**WHAT IS EXPECTED:** Exact repetition of every entry is required.

**INPUT RECORDS:**
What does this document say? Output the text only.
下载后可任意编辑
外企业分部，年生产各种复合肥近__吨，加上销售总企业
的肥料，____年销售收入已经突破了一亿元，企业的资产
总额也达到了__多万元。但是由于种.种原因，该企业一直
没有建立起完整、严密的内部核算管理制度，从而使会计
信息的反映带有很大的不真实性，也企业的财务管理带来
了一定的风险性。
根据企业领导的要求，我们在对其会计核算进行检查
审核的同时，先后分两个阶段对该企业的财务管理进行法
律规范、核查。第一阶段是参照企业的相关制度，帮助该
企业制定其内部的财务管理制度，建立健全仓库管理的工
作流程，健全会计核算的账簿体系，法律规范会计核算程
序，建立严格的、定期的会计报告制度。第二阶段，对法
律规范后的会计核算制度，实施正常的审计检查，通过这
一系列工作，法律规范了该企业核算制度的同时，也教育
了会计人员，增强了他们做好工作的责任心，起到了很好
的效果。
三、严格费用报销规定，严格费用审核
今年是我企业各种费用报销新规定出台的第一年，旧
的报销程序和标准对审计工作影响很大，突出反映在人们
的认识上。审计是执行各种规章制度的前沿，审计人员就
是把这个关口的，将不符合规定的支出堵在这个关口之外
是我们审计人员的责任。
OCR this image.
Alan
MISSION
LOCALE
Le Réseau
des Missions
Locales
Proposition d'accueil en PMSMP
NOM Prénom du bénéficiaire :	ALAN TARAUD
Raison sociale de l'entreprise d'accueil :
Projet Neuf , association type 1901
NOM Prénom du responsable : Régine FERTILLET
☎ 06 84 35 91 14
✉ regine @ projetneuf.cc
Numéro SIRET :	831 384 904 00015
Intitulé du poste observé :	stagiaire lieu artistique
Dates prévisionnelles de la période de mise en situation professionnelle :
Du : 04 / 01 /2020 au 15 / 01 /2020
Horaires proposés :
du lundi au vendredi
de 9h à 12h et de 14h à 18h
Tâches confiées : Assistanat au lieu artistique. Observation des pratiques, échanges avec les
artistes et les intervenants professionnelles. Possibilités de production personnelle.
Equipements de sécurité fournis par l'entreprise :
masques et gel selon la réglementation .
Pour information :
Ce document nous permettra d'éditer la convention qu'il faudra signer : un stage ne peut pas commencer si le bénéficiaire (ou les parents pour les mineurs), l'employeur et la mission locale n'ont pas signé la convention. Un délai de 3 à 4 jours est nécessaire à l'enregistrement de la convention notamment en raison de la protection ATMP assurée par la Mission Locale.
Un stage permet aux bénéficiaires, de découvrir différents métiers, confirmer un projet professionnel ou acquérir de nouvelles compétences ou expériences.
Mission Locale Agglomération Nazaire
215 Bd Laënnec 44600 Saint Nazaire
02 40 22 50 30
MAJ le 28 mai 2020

**RESULT BELOW:**
What does this document say? Output the text only.
下载后可任意编辑
外企业分部，年生产各种复合肥近__吨，加上销售总企业
的肥料，____年销售收入已经突破了一亿元，企业的资产
总额也达到了__多万元。但是由于种.种原因，该企业一直
没有建立起完整、严密的内部核算管理制度，从而使会计
信息的反映带有很大的不真实性，也企业的财务管理带来
了一定的风险性。
根据企业领导的要求，我们在对其会计核算进行检查
审核的同时，先后分两个阶段对该企业的财务管理进行法
律规范、核查。第一阶段是参照企业的相关制度，帮助该
企业制定其内部的财务管理制度，建立健全仓库管理的工
作流程，健全会计核算的账簿体系，法律规范会计核算程
序，建立严格的、定期的会计报告制度。第二阶段，对法
律规范后的会计核算制度，实施正常的审计检查，通过这
一系列工作，法律规范了该企业核算制度的同时，也教育
了会计人员，增强了他们做好工作的责任心，起到了很好
的效果。
三、严格费用报销规定，严格费用审核
今年是我企业各种费用报销新规定出台的第一年，旧
的报销程序和标准对审计工作影响很大，突出反映在人们
的认识上。审计是执行各种规章制度的前沿，审计人员就
是把这个关口的，将不符合规定的支出堵在这个关口之外
是我们审计人员的责任。
OCR this image.
Alan
MISSION
LOCALE
Le Réseau
des Missions
Locales
Proposition d'accueil en PMSMP
NOM Prénom du bénéficiaire :	ALAN TARAUD
Raison sociale de l'entreprise d'accueil :
Projet Neuf , association type 1901
NOM Prénom du responsable : Régine FERTILLET
☎ 06 84 35 91 14
✉ regine @ projetneuf.cc
Numéro SIRET :	831 384 904 00015
Intitulé du poste observé :	stagiaire lieu artistique
Dates prévisionnelles de la période de mise en situation professionnelle :
Du : 04 / 01 /2020 au 15 / 01 /2020
Horaires proposés :
du lundi au vendredi
de 9h à 12h et de 14h à 18h
Tâches confiées : Assistanat au lieu artistique. Observation des pratiques, échanges avec les
artistes et les intervenants professionnelles. Possibilités de production personnelle.
Equipements de sécurité fournis par l'entreprise :
masques et gel selon la réglementation .
Pour information :
Ce document nous permettra d'éditer la convention qu'il faudra signer : un stage ne peut pas commencer si le bénéficiaire (ou les parents pour les mineurs), l'employeur et la mission locale n'ont pas signé la convention. Un délai de 3 à 4 jours est nécessaire à l'enregistrement de la convention notamment en raison de la protection ATMP assurée par la Mission Locale.
Un stage permet aux bénéficiaires, de découvrir différents métiers, confirmer un projet professionnel ou acquérir de nouvelles compétences ou expériences.
Mission Locale Agglomération Nazaire
215 Bd Laënnec 44600 Saint Nazaire
02 40 22 50 30
MAJ le 28 mai 2020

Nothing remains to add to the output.